— AIM —
Gather each line in the entries that includes the string "Convection".

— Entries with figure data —
=-=-=

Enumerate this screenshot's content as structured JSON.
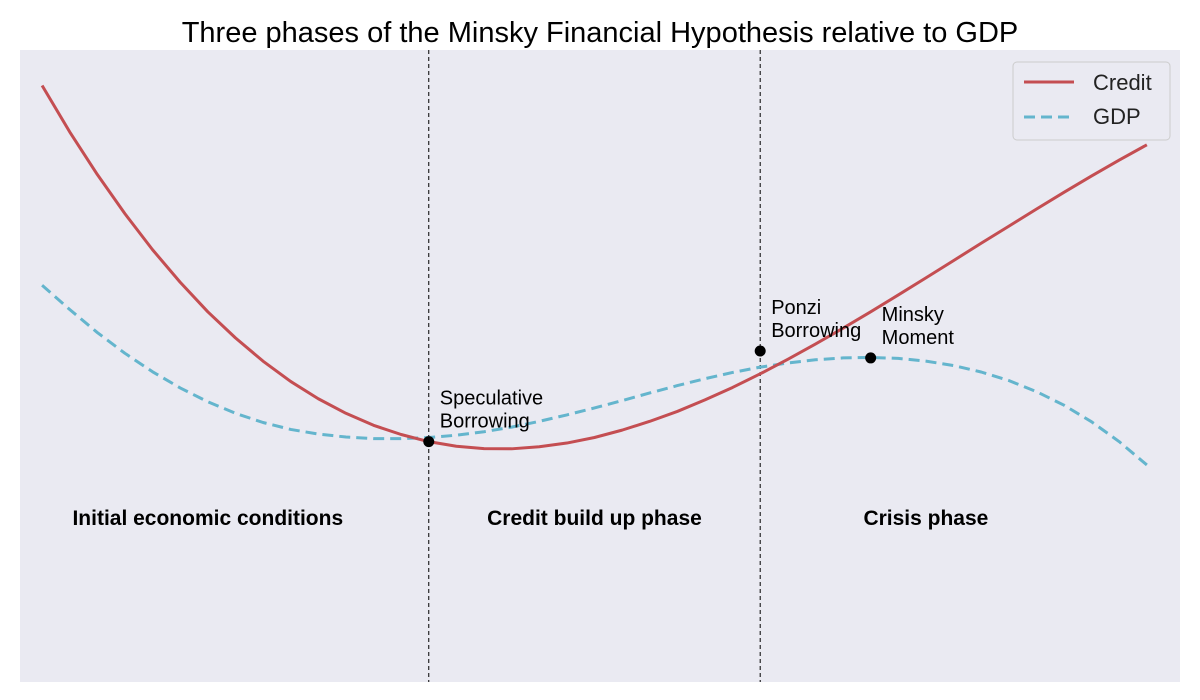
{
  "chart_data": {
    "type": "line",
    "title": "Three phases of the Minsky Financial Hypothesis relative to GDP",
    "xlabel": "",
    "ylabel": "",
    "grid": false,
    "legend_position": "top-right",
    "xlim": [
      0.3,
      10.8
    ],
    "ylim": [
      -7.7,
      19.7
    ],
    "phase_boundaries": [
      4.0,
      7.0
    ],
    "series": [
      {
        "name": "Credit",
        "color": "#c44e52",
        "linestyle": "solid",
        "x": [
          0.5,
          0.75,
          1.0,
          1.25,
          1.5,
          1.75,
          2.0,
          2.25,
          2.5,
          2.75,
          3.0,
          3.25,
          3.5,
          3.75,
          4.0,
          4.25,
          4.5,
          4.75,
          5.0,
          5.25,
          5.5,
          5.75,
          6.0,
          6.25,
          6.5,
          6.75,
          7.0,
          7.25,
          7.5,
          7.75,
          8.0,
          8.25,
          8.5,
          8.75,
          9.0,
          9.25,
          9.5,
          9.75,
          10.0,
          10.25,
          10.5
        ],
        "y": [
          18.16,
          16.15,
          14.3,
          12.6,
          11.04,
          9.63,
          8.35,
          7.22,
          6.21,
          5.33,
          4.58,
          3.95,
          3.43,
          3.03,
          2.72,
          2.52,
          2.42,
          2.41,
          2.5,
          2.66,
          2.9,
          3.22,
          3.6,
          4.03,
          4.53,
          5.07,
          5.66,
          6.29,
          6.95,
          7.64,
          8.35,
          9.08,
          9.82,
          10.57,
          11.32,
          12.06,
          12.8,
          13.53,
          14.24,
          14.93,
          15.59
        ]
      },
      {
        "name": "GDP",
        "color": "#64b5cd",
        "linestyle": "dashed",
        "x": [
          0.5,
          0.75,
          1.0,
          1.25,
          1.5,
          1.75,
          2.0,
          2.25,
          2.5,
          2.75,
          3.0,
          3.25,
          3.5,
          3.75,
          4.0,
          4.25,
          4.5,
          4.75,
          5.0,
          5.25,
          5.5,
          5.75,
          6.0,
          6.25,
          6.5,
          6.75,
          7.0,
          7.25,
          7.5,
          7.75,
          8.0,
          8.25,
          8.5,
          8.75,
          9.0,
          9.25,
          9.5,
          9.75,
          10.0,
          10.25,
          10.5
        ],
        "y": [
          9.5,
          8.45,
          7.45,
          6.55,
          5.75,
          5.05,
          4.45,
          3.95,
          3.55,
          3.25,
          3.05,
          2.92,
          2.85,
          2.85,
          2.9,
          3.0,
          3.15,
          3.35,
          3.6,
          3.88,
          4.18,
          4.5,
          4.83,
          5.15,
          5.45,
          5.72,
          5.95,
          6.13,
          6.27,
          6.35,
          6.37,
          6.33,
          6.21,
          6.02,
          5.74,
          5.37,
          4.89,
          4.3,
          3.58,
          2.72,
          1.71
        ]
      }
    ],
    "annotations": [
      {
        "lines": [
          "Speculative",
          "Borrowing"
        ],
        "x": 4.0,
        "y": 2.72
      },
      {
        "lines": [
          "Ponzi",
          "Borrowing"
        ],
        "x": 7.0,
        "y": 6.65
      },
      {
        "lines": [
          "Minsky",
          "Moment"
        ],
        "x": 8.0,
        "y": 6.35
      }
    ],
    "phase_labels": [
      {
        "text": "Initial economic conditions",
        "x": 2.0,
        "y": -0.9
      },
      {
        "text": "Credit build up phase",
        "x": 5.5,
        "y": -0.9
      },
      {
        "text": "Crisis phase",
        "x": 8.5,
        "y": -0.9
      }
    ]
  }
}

=-=-=

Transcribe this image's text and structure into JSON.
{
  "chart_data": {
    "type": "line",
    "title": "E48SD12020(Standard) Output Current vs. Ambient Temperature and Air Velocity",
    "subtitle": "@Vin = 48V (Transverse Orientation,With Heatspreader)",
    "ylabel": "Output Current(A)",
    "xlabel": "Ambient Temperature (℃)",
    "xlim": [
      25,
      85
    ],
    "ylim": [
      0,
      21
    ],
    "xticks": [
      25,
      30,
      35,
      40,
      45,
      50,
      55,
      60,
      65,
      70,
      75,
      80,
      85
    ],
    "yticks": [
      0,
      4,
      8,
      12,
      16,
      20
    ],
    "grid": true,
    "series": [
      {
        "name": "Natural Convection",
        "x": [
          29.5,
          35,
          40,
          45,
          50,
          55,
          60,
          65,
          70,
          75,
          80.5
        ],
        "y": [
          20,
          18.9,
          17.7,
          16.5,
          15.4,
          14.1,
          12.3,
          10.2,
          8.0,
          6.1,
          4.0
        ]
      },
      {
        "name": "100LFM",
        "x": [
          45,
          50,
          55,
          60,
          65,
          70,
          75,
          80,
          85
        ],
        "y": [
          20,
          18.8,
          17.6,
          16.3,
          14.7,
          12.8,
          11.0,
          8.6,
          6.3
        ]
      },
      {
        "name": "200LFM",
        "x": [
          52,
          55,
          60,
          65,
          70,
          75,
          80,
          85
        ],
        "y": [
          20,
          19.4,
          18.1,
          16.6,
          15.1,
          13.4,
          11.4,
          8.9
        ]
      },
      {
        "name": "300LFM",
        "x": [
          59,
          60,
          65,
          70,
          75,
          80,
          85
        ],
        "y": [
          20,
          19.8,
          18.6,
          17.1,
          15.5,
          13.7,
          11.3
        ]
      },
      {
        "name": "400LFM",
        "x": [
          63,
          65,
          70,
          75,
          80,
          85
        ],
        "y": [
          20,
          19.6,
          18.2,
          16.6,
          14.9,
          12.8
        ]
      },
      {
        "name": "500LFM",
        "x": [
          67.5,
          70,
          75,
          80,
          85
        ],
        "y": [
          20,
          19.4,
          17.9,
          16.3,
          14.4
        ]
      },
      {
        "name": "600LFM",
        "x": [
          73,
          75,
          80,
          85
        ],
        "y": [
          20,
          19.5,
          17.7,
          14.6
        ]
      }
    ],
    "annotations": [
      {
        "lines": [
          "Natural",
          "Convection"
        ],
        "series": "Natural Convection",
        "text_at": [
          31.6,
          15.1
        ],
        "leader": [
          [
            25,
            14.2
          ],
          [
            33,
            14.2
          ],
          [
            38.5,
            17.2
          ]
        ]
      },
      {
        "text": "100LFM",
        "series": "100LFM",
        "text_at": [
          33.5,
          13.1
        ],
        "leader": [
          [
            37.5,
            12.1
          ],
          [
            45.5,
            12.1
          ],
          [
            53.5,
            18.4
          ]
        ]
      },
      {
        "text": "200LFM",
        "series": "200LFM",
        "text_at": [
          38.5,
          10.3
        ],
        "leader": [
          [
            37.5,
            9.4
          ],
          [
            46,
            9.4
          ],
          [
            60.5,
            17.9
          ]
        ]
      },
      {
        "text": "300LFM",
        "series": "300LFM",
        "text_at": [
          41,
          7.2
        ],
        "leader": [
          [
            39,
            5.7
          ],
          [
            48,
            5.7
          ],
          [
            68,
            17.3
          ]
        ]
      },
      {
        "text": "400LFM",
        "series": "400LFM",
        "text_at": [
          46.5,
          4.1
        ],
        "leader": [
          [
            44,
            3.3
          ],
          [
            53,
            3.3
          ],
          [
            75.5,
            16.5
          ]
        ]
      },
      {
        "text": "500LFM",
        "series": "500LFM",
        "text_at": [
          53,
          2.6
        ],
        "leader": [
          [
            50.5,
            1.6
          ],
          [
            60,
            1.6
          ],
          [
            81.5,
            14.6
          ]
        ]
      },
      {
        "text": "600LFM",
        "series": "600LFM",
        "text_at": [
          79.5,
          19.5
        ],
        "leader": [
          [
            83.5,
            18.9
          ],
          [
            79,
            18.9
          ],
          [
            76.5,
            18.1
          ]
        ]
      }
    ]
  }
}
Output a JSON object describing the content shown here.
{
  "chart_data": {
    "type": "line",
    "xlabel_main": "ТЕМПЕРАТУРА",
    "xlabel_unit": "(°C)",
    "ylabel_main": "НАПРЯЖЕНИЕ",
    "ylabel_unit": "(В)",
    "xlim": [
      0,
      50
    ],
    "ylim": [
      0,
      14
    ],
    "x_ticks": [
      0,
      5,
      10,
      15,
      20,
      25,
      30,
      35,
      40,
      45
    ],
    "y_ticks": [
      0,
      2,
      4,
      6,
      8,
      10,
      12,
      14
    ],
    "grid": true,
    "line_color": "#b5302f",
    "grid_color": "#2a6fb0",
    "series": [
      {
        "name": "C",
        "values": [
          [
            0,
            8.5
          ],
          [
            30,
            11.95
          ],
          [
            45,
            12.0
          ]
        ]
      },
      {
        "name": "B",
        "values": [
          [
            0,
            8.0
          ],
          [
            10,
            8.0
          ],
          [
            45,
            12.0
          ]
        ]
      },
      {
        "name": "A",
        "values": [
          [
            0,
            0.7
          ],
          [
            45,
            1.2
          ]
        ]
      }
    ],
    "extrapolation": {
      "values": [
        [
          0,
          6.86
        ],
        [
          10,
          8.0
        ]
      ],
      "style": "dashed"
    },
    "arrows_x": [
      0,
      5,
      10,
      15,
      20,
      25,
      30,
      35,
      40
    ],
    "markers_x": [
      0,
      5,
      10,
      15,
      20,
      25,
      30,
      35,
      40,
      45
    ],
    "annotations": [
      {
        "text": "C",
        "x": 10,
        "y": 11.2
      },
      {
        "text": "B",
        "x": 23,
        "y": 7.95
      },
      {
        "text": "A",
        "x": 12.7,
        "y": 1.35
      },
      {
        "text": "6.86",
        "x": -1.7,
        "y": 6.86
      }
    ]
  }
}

=-=-=

— FINISHED EXERCISE —
        "name": "Natural Convection",
          "Convection"
        "series": "Natural Convection",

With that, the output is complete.